> EXERCISE PROMPT: Find every line containing the word "USDT" and report the count, nothing more.

Items from a figure collection
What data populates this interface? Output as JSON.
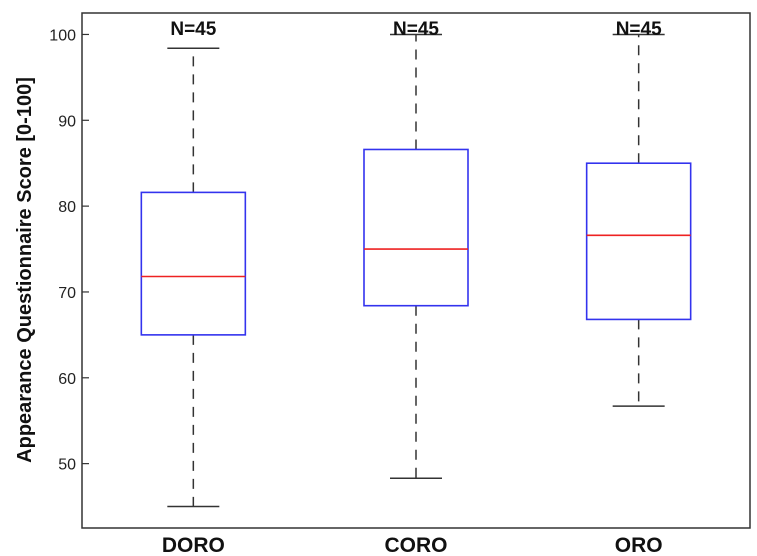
{
  "chart_data": {
    "type": "box",
    "ylabel": "Appearance Questionnaire Score [0-100]",
    "xlabel": "",
    "ylim": [
      42.5,
      102.5
    ],
    "yticks": [
      50,
      60,
      70,
      80,
      90,
      100
    ],
    "grid": false,
    "colors": {
      "box": "#3333ee",
      "median": "#ee2222",
      "whisker": "#333333",
      "axis": "#333333"
    },
    "categories": [
      "DORO",
      "CORO",
      "ORO"
    ],
    "boxes": [
      {
        "category": "DORO",
        "n_label": "N=45",
        "whisker_low": 45.0,
        "q1": 65.0,
        "median": 71.8,
        "q3": 81.6,
        "whisker_high": 98.4
      },
      {
        "category": "CORO",
        "n_label": "N=45",
        "whisker_low": 48.3,
        "q1": 68.4,
        "median": 75.0,
        "q3": 86.6,
        "whisker_high": 100.0
      },
      {
        "category": "ORO",
        "n_label": "N=45",
        "whisker_low": 56.7,
        "q1": 66.8,
        "median": 76.6,
        "q3": 85.0,
        "whisker_high": 100.0
      }
    ]
  }
}
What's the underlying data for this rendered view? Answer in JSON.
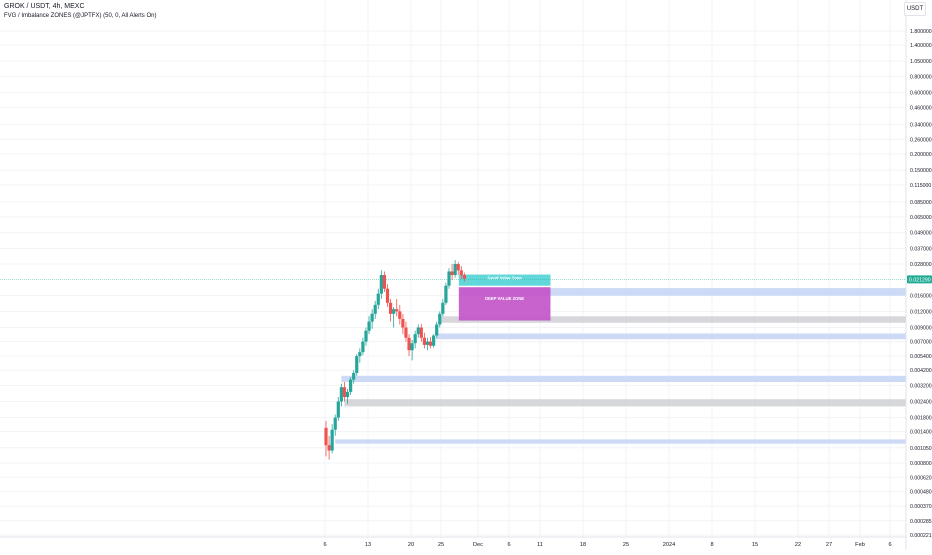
{
  "header": {
    "symbol_line": "GROK / USDT, 4h, MEXC",
    "indicator_line": "FVG / Imbalance ZONES (@JPTFX) (50, 0, All Alerts On)"
  },
  "price_scale": {
    "currency": "USDT",
    "last_price": "0.021290",
    "last_price_color": "#22ab94"
  },
  "chart_data": {
    "type": "candlestick",
    "y_scale": "log",
    "ylim": [
      0.00021,
      2.7
    ],
    "y_ticks": [
      "1.800000",
      "1.400000",
      "1.050000",
      "0.800000",
      "0.600000",
      "0.460000",
      "0.340000",
      "0.260000",
      "0.200000",
      "0.150000",
      "0.115000",
      "0.085000",
      "0.065000",
      "0.049000",
      "0.037000",
      "0.028000",
      "0.016000",
      "0.012000",
      "0.009000",
      "0.007000",
      "0.005400",
      "0.004200",
      "0.003200",
      "0.002400",
      "0.001800",
      "0.001400",
      "0.001050",
      "0.000800",
      "0.000620",
      "0.000480",
      "0.000370",
      "0.000285",
      "0.000221"
    ],
    "x_ticks": [
      "6",
      "13",
      "20",
      "25",
      "Dec",
      "6",
      "11",
      "18",
      "25",
      "2024",
      "8",
      "15",
      "22",
      "27",
      "Feb",
      "6"
    ],
    "candle_colors": {
      "up": "#26a69a",
      "down": "#ef5350"
    },
    "candles": [
      {
        "x": 0.0,
        "o": 0.0015,
        "h": 0.0017,
        "l": 0.0009,
        "c": 0.0011
      },
      {
        "x": 0.5,
        "o": 0.0011,
        "h": 0.0013,
        "l": 0.00085,
        "c": 0.001
      },
      {
        "x": 1.0,
        "o": 0.001,
        "h": 0.0016,
        "l": 0.00095,
        "c": 0.00145
      },
      {
        "x": 1.5,
        "o": 0.00145,
        "h": 0.0019,
        "l": 0.0013,
        "c": 0.0018
      },
      {
        "x": 2.0,
        "o": 0.0018,
        "h": 0.0026,
        "l": 0.0017,
        "c": 0.0024
      },
      {
        "x": 2.5,
        "o": 0.0024,
        "h": 0.0033,
        "l": 0.0022,
        "c": 0.0031
      },
      {
        "x": 3.0,
        "o": 0.0031,
        "h": 0.0034,
        "l": 0.0024,
        "c": 0.0026
      },
      {
        "x": 3.5,
        "o": 0.0026,
        "h": 0.003,
        "l": 0.0023,
        "c": 0.00285
      },
      {
        "x": 4.0,
        "o": 0.00285,
        "h": 0.0037,
        "l": 0.0027,
        "c": 0.00355
      },
      {
        "x": 4.5,
        "o": 0.00355,
        "h": 0.0042,
        "l": 0.0033,
        "c": 0.004
      },
      {
        "x": 5.0,
        "o": 0.004,
        "h": 0.0056,
        "l": 0.0038,
        "c": 0.0054
      },
      {
        "x": 5.5,
        "o": 0.0054,
        "h": 0.0062,
        "l": 0.0048,
        "c": 0.0058
      },
      {
        "x": 6.0,
        "o": 0.0058,
        "h": 0.0075,
        "l": 0.0055,
        "c": 0.007
      },
      {
        "x": 6.5,
        "o": 0.007,
        "h": 0.009,
        "l": 0.0065,
        "c": 0.0085
      },
      {
        "x": 7.0,
        "o": 0.0085,
        "h": 0.011,
        "l": 0.008,
        "c": 0.01
      },
      {
        "x": 7.5,
        "o": 0.01,
        "h": 0.0125,
        "l": 0.0088,
        "c": 0.0115
      },
      {
        "x": 8.0,
        "o": 0.0115,
        "h": 0.0145,
        "l": 0.0105,
        "c": 0.0135
      },
      {
        "x": 8.5,
        "o": 0.0135,
        "h": 0.018,
        "l": 0.0125,
        "c": 0.0165
      },
      {
        "x": 9.0,
        "o": 0.0165,
        "h": 0.025,
        "l": 0.015,
        "c": 0.023
      },
      {
        "x": 9.5,
        "o": 0.023,
        "h": 0.0245,
        "l": 0.017,
        "c": 0.018
      },
      {
        "x": 10.0,
        "o": 0.018,
        "h": 0.0195,
        "l": 0.013,
        "c": 0.014
      },
      {
        "x": 10.5,
        "o": 0.014,
        "h": 0.015,
        "l": 0.01,
        "c": 0.0115
      },
      {
        "x": 11.0,
        "o": 0.0115,
        "h": 0.013,
        "l": 0.009,
        "c": 0.0125
      },
      {
        "x": 11.5,
        "o": 0.0125,
        "h": 0.015,
        "l": 0.011,
        "c": 0.012
      },
      {
        "x": 12.0,
        "o": 0.012,
        "h": 0.0135,
        "l": 0.0095,
        "c": 0.0105
      },
      {
        "x": 12.5,
        "o": 0.0105,
        "h": 0.0115,
        "l": 0.008,
        "c": 0.009
      },
      {
        "x": 13.0,
        "o": 0.009,
        "h": 0.01,
        "l": 0.007,
        "c": 0.0075
      },
      {
        "x": 13.5,
        "o": 0.0075,
        "h": 0.008,
        "l": 0.0054,
        "c": 0.006
      },
      {
        "x": 14.0,
        "o": 0.006,
        "h": 0.0072,
        "l": 0.005,
        "c": 0.0068
      },
      {
        "x": 14.5,
        "o": 0.0068,
        "h": 0.0085,
        "l": 0.0062,
        "c": 0.008
      },
      {
        "x": 15.0,
        "o": 0.008,
        "h": 0.0095,
        "l": 0.0075,
        "c": 0.009
      },
      {
        "x": 15.5,
        "o": 0.009,
        "h": 0.0096,
        "l": 0.007,
        "c": 0.0075
      },
      {
        "x": 16.0,
        "o": 0.0075,
        "h": 0.0082,
        "l": 0.0062,
        "c": 0.0066
      },
      {
        "x": 16.5,
        "o": 0.0066,
        "h": 0.0075,
        "l": 0.006,
        "c": 0.007
      },
      {
        "x": 17.0,
        "o": 0.007,
        "h": 0.0076,
        "l": 0.0062,
        "c": 0.0065
      },
      {
        "x": 17.5,
        "o": 0.0065,
        "h": 0.008,
        "l": 0.0063,
        "c": 0.0078
      },
      {
        "x": 18.0,
        "o": 0.0078,
        "h": 0.01,
        "l": 0.0074,
        "c": 0.0095
      },
      {
        "x": 18.5,
        "o": 0.0095,
        "h": 0.012,
        "l": 0.009,
        "c": 0.0115
      },
      {
        "x": 19.0,
        "o": 0.0115,
        "h": 0.015,
        "l": 0.011,
        "c": 0.014
      },
      {
        "x": 19.5,
        "o": 0.014,
        "h": 0.02,
        "l": 0.0135,
        "c": 0.019
      },
      {
        "x": 20.0,
        "o": 0.019,
        "h": 0.026,
        "l": 0.018,
        "c": 0.0245
      },
      {
        "x": 20.5,
        "o": 0.0245,
        "h": 0.028,
        "l": 0.021,
        "c": 0.023
      },
      {
        "x": 21.0,
        "o": 0.023,
        "h": 0.03,
        "l": 0.022,
        "c": 0.028
      },
      {
        "x": 21.5,
        "o": 0.028,
        "h": 0.029,
        "l": 0.023,
        "c": 0.025
      },
      {
        "x": 22.0,
        "o": 0.025,
        "h": 0.027,
        "l": 0.0215,
        "c": 0.023
      },
      {
        "x": 22.5,
        "o": 0.023,
        "h": 0.024,
        "l": 0.0205,
        "c": 0.0215
      }
    ],
    "zones": [
      {
        "label": "",
        "top": 0.0182,
        "bottom": 0.0159,
        "x_start": 22.0,
        "color": "#c7d6f5"
      },
      {
        "label": "",
        "top": 0.011,
        "bottom": 0.0098,
        "x_start": 18.5,
        "color": "#d1d3d6"
      },
      {
        "label": "",
        "top": 0.0081,
        "bottom": 0.0073,
        "x_start": 18.0,
        "color": "#c7d6f5"
      },
      {
        "label": "",
        "top": 0.0038,
        "bottom": 0.0034,
        "x_start": 2.5,
        "color": "#c7d6f5"
      },
      {
        "label": "",
        "top": 0.0025,
        "bottom": 0.0022,
        "x_start": 3.0,
        "color": "#d1d3d6"
      },
      {
        "label": "",
        "top": 0.00122,
        "bottom": 0.00113,
        "x_start": 1.5,
        "color": "#c7d6f5"
      }
    ],
    "labeled_boxes": [
      {
        "label": "Good Value Zone",
        "top": 0.0232,
        "bottom": 0.019,
        "x_start": 21.6,
        "x_end": 36.5,
        "color": "#54d4d6"
      },
      {
        "label": "DEEP VALUE ZONE",
        "top": 0.0185,
        "bottom": 0.0102,
        "x_start": 21.6,
        "x_end": 36.5,
        "color": "#c355c9"
      }
    ]
  }
}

> OUTPUT FOR THIS EXERCISE: 2